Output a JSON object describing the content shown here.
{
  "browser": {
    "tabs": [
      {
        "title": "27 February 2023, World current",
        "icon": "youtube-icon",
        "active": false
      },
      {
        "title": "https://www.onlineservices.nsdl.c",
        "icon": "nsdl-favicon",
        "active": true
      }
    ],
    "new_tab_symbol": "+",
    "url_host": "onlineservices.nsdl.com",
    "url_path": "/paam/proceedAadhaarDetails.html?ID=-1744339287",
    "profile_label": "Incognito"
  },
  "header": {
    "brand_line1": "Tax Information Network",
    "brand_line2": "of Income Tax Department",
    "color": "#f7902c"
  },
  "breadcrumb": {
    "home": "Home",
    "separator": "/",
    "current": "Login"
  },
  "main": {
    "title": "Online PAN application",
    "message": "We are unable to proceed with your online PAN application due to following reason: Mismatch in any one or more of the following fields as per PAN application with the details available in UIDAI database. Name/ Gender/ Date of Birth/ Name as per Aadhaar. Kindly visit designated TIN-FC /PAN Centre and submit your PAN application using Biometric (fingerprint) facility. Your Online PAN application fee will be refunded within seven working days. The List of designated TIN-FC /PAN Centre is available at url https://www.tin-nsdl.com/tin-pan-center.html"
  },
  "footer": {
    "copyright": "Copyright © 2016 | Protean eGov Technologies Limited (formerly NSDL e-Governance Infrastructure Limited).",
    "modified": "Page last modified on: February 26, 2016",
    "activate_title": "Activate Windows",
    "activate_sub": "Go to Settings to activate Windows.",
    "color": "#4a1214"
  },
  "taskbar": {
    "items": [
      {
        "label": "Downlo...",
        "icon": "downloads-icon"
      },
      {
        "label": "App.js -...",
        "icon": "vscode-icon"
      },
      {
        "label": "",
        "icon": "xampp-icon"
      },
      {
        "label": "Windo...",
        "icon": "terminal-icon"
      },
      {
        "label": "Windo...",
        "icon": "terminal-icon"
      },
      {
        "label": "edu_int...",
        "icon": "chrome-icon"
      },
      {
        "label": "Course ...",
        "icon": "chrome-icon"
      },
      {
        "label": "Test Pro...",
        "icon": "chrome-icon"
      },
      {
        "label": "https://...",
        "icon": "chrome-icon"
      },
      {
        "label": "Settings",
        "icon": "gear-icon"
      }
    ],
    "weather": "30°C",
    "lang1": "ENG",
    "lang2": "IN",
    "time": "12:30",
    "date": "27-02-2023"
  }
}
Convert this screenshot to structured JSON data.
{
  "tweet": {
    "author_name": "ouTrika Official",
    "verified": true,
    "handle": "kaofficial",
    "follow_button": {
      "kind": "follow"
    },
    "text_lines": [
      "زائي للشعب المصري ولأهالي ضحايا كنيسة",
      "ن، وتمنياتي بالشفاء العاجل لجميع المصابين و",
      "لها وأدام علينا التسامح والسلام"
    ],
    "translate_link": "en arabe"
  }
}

^^^^^^^^^^^^^^^^

Aim of the exercise: Please extract exactly, and only, the lines from the line containing "Convert this screenshot" through the last line of the records.

Response to the task:
Convert this screenshot to structured JSON data.
{
  "tweet": {
    "author_name": "ouTrika Official",
    "verified": true,
    "handle": "kaofficial",
    "follow_button": {
      "kind": "follow"
    },
    "text_lines": [
      "زائي للشعب المصري ولأهالي ضحايا كنيسة",
      "ن، وتمنياتي بالشفاء العاجل لجميع المصابين و",
      "لها وأدام علينا التسامح والسلام"
    ],
    "translate_link": "en arabe"
  }
}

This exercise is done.